Data excerpts
★ ★ ★ ★
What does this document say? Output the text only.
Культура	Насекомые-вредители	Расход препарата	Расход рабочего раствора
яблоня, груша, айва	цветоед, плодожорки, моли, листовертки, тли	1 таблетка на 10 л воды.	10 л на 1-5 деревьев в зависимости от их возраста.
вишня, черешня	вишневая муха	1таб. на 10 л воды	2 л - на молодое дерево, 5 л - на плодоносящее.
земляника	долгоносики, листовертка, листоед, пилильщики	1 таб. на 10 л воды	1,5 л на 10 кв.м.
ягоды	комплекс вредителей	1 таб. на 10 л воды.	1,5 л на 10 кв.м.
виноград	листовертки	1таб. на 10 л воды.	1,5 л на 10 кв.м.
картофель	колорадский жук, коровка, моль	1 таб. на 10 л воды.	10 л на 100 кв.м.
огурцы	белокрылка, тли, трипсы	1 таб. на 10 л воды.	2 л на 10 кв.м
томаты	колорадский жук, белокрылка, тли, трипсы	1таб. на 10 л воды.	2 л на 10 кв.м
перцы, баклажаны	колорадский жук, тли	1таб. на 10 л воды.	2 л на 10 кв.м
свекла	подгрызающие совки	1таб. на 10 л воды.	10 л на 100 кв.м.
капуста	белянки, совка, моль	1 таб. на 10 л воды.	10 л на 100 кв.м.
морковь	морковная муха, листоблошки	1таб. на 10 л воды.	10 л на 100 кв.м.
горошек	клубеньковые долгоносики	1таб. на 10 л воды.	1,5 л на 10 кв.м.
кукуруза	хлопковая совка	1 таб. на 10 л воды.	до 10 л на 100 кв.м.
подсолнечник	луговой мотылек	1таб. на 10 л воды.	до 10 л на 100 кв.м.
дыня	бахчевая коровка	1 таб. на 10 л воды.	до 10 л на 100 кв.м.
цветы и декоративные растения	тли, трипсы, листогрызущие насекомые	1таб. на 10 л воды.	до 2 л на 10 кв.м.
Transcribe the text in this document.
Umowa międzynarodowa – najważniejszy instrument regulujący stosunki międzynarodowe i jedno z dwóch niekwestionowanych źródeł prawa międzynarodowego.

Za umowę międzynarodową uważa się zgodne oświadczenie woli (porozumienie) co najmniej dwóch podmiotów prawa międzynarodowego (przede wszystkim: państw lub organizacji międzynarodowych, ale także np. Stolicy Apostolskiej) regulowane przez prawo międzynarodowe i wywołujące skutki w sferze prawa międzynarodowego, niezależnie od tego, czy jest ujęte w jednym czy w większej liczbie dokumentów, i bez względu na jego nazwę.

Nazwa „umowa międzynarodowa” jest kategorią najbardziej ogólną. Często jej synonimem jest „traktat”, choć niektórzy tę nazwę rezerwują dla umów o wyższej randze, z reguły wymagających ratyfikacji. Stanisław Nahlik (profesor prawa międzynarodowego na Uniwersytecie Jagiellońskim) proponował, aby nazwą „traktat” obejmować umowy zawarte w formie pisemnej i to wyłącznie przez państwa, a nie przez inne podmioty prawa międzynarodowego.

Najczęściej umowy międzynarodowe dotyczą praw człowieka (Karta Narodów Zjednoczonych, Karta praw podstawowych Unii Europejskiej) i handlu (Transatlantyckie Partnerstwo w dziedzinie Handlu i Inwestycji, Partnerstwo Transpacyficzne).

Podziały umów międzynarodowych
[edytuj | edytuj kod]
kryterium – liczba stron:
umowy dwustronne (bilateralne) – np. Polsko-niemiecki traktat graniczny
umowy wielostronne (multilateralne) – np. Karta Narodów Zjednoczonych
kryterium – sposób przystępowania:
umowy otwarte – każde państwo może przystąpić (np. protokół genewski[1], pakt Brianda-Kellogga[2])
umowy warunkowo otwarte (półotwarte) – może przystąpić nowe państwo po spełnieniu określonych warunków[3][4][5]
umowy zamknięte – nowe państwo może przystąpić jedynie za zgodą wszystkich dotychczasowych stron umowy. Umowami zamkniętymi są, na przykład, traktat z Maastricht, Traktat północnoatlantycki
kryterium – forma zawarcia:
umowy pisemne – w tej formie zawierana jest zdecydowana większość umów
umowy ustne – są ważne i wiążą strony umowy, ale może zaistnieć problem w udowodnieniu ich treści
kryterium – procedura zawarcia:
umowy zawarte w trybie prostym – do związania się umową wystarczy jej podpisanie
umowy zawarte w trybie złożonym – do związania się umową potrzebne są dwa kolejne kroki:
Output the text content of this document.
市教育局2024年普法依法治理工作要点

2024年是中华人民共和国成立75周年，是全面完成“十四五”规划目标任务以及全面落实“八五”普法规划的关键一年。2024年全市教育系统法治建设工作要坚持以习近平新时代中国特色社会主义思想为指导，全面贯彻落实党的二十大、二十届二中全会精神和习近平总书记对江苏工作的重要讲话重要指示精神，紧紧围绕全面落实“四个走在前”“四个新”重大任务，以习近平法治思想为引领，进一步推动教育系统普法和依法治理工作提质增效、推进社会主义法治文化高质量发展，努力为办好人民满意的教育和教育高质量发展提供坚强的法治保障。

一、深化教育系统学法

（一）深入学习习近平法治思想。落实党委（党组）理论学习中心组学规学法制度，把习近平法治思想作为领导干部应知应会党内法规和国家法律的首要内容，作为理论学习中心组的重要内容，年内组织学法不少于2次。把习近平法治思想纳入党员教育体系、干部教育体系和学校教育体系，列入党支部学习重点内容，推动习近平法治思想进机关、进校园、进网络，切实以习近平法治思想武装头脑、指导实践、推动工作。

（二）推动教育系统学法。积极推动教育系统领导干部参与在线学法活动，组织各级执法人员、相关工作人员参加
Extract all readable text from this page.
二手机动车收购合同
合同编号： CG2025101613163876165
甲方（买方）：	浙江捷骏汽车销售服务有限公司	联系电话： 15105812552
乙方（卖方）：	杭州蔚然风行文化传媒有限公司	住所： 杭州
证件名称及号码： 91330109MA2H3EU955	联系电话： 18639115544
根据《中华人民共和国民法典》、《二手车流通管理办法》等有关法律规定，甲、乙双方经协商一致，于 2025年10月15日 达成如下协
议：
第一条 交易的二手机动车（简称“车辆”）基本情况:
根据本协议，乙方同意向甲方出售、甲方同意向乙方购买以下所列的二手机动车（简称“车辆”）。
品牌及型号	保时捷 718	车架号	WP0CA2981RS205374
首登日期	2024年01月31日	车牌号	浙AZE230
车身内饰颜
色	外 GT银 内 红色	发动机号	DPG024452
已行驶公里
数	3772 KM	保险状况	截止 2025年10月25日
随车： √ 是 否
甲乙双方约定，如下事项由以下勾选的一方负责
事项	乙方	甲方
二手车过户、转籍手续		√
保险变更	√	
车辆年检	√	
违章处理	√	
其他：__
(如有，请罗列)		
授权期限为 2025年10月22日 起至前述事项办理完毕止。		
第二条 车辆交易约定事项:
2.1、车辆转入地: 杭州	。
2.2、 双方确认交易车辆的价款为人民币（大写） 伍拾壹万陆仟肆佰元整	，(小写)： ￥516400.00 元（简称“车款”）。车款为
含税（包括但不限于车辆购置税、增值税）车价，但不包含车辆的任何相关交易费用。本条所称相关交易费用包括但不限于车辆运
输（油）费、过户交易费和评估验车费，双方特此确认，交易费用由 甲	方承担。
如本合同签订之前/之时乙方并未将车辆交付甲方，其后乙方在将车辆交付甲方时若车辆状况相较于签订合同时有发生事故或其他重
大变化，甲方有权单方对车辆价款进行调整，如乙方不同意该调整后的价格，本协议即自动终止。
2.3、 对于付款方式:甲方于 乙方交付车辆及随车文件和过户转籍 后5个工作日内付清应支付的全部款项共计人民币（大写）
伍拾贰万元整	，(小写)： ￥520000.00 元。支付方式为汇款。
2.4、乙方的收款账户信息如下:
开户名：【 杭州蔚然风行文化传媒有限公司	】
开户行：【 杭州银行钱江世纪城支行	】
★ ★ ★ ★
## Set exercise
Lines holding the word "белокрылка" in the entries above are the ones to pull out. Copy them all.

## Response below
огурцы	белокрылка, тли, трипсы	1 таб. на 10 л воды.	2 л на 10 кв.м
томаты	колорадский жук, белокрылка, тли, трипсы	1таб. на 10 л воды.	2 л на 10 кв.м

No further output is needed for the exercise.